Stored data:
○ ○ ○
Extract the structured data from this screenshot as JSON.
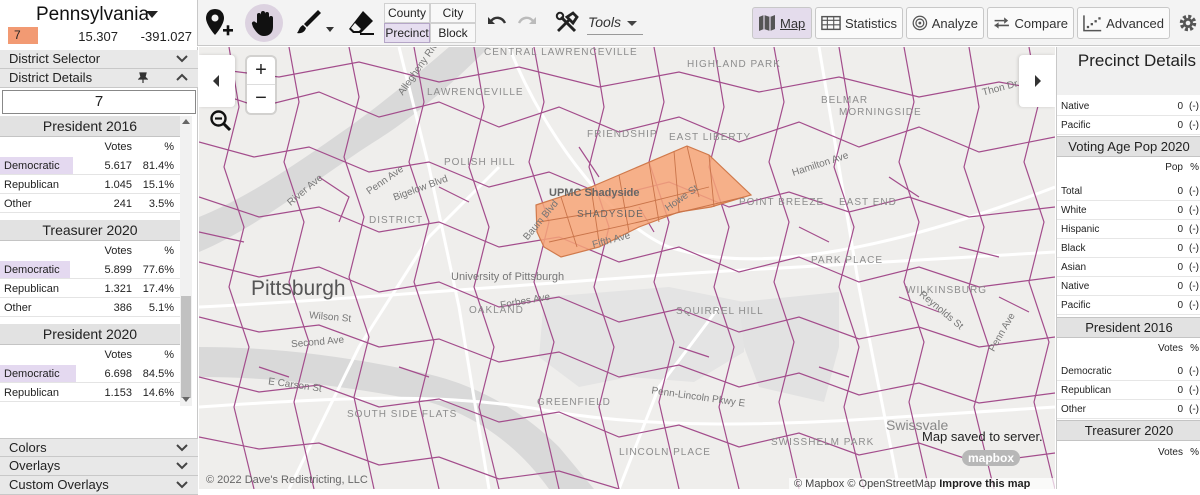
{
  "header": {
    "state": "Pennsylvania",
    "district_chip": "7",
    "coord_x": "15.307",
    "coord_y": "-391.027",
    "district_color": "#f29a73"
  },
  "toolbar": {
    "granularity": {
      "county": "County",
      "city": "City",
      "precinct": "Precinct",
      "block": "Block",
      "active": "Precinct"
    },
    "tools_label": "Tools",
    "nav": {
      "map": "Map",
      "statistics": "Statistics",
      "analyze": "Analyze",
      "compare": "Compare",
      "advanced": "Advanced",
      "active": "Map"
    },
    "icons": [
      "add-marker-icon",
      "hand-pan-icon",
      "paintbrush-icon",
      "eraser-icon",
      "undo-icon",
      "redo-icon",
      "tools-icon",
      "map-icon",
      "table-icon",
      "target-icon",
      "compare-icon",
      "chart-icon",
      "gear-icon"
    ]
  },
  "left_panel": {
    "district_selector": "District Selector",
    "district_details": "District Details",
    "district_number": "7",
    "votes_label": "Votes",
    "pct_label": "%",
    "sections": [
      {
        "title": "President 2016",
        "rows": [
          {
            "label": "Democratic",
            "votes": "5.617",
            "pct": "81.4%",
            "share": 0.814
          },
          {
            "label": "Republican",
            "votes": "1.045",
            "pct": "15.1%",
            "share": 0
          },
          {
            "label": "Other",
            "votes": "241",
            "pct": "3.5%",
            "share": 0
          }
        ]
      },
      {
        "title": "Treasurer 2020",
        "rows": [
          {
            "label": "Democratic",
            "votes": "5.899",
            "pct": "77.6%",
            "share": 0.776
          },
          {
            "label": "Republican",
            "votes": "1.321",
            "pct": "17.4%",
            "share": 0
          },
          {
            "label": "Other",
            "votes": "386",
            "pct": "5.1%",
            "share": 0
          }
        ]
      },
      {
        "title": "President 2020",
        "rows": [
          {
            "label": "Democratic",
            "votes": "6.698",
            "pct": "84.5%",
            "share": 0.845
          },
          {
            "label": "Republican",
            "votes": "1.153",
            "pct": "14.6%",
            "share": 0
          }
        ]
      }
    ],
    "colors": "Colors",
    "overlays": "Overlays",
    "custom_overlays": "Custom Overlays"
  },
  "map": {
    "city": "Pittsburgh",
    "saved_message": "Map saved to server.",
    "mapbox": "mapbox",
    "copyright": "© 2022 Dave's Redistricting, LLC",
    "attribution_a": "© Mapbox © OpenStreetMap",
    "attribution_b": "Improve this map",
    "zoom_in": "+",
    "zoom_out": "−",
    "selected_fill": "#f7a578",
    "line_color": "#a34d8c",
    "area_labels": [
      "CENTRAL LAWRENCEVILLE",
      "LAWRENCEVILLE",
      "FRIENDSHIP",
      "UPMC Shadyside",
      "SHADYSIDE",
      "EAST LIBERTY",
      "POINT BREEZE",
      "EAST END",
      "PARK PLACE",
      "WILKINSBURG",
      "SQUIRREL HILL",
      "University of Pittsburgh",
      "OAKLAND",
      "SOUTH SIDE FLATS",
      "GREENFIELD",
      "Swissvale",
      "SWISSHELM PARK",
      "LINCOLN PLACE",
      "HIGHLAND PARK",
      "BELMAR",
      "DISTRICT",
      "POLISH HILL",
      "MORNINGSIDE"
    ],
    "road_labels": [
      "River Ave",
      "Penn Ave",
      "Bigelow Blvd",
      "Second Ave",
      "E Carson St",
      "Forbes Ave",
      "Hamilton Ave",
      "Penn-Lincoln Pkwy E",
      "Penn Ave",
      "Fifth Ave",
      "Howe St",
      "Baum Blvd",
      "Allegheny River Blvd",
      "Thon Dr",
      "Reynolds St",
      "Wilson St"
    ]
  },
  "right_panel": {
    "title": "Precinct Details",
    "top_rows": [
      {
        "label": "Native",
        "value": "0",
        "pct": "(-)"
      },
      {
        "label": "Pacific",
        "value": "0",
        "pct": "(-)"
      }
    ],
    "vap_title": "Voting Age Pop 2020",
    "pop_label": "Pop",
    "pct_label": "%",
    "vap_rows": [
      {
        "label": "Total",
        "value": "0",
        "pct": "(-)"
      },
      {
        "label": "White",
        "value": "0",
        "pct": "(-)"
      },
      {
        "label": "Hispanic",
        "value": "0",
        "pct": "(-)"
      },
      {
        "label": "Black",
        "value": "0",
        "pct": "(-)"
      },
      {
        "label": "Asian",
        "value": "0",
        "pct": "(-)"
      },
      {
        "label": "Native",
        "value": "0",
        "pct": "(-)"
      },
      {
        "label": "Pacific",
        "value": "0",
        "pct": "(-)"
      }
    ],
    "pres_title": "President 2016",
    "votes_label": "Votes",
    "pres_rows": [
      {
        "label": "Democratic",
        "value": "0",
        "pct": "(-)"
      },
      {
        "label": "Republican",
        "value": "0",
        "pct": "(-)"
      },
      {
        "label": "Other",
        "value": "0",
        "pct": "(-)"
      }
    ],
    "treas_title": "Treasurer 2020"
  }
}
○ ○ ○
Exercise task —
All entries are to be retyped exactly. Omit any embedded images.

Output of the task —
Extract the structured data from this screenshot as JSON.
{
  "header": {
    "state": "Pennsylvania",
    "district_chip": "7",
    "coord_x": "15.307",
    "coord_y": "-391.027",
    "district_color": "#f29a73"
  },
  "toolbar": {
    "granularity": {
      "county": "County",
      "city": "City",
      "precinct": "Precinct",
      "block": "Block",
      "active": "Precinct"
    },
    "tools_label": "Tools",
    "nav": {
      "map": "Map",
      "statistics": "Statistics",
      "analyze": "Analyze",
      "compare": "Compare",
      "advanced": "Advanced",
      "active": "Map"
    },
    "icons": [
      "add-marker-icon",
      "hand-pan-icon",
      "paintbrush-icon",
      "eraser-icon",
      "undo-icon",
      "redo-icon",
      "tools-icon",
      "map-icon",
      "table-icon",
      "target-icon",
      "compare-icon",
      "chart-icon",
      "gear-icon"
    ]
  },
  "left_panel": {
    "district_selector": "District Selector",
    "district_details": "District Details",
    "district_number": "7",
    "votes_label": "Votes",
    "pct_label": "%",
    "sections": [
      {
        "title": "President 2016",
        "rows": [
          {
            "label": "Democratic",
            "votes": "5.617",
            "pct": "81.4%",
            "share": 0.814
          },
          {
            "label": "Republican",
            "votes": "1.045",
            "pct": "15.1%",
            "share": 0
          },
          {
            "label": "Other",
            "votes": "241",
            "pct": "3.5%",
            "share": 0
          }
        ]
      },
      {
        "title": "Treasurer 2020",
        "rows": [
          {
            "label": "Democratic",
            "votes": "5.899",
            "pct": "77.6%",
            "share": 0.776
          },
          {
            "label": "Republican",
            "votes": "1.321",
            "pct": "17.4%",
            "share": 0
          },
          {
            "label": "Other",
            "votes": "386",
            "pct": "5.1%",
            "share": 0
          }
        ]
      },
      {
        "title": "President 2020",
        "rows": [
          {
            "label": "Democratic",
            "votes": "6.698",
            "pct": "84.5%",
            "share": 0.845
          },
          {
            "label": "Republican",
            "votes": "1.153",
            "pct": "14.6%",
            "share": 0
          }
        ]
      }
    ],
    "colors": "Colors",
    "overlays": "Overlays",
    "custom_overlays": "Custom Overlays"
  },
  "map": {
    "city": "Pittsburgh",
    "saved_message": "Map saved to server.",
    "mapbox": "mapbox",
    "copyright": "© 2022 Dave's Redistricting, LLC",
    "attribution_a": "© Mapbox © OpenStreetMap",
    "attribution_b": "Improve this map",
    "zoom_in": "+",
    "zoom_out": "−",
    "selected_fill": "#f7a578",
    "line_color": "#a34d8c",
    "area_labels": [
      "CENTRAL LAWRENCEVILLE",
      "LAWRENCEVILLE",
      "FRIENDSHIP",
      "UPMC Shadyside",
      "SHADYSIDE",
      "EAST LIBERTY",
      "POINT BREEZE",
      "EAST END",
      "PARK PLACE",
      "WILKINSBURG",
      "SQUIRREL HILL",
      "University of Pittsburgh",
      "OAKLAND",
      "SOUTH SIDE FLATS",
      "GREENFIELD",
      "Swissvale",
      "SWISSHELM PARK",
      "LINCOLN PLACE",
      "HIGHLAND PARK",
      "BELMAR",
      "DISTRICT",
      "POLISH HILL",
      "MORNINGSIDE"
    ],
    "road_labels": [
      "River Ave",
      "Penn Ave",
      "Bigelow Blvd",
      "Second Ave",
      "E Carson St",
      "Forbes Ave",
      "Hamilton Ave",
      "Penn-Lincoln Pkwy E",
      "Penn Ave",
      "Fifth Ave",
      "Howe St",
      "Baum Blvd",
      "Allegheny River Blvd",
      "Thon Dr",
      "Reynolds St",
      "Wilson St"
    ]
  },
  "right_panel": {
    "title": "Precinct Details",
    "top_rows": [
      {
        "label": "Native",
        "value": "0",
        "pct": "(-)"
      },
      {
        "label": "Pacific",
        "value": "0",
        "pct": "(-)"
      }
    ],
    "vap_title": "Voting Age Pop 2020",
    "pop_label": "Pop",
    "pct_label": "%",
    "vap_rows": [
      {
        "label": "Total",
        "value": "0",
        "pct": "(-)"
      },
      {
        "label": "White",
        "value": "0",
        "pct": "(-)"
      },
      {
        "label": "Hispanic",
        "value": "0",
        "pct": "(-)"
      },
      {
        "label": "Black",
        "value": "0",
        "pct": "(-)"
      },
      {
        "label": "Asian",
        "value": "0",
        "pct": "(-)"
      },
      {
        "label": "Native",
        "value": "0",
        "pct": "(-)"
      },
      {
        "label": "Pacific",
        "value": "0",
        "pct": "(-)"
      }
    ],
    "pres_title": "President 2016",
    "votes_label": "Votes",
    "pres_rows": [
      {
        "label": "Democratic",
        "value": "0",
        "pct": "(-)"
      },
      {
        "label": "Republican",
        "value": "0",
        "pct": "(-)"
      },
      {
        "label": "Other",
        "value": "0",
        "pct": "(-)"
      }
    ],
    "treas_title": "Treasurer 2020"
  }
}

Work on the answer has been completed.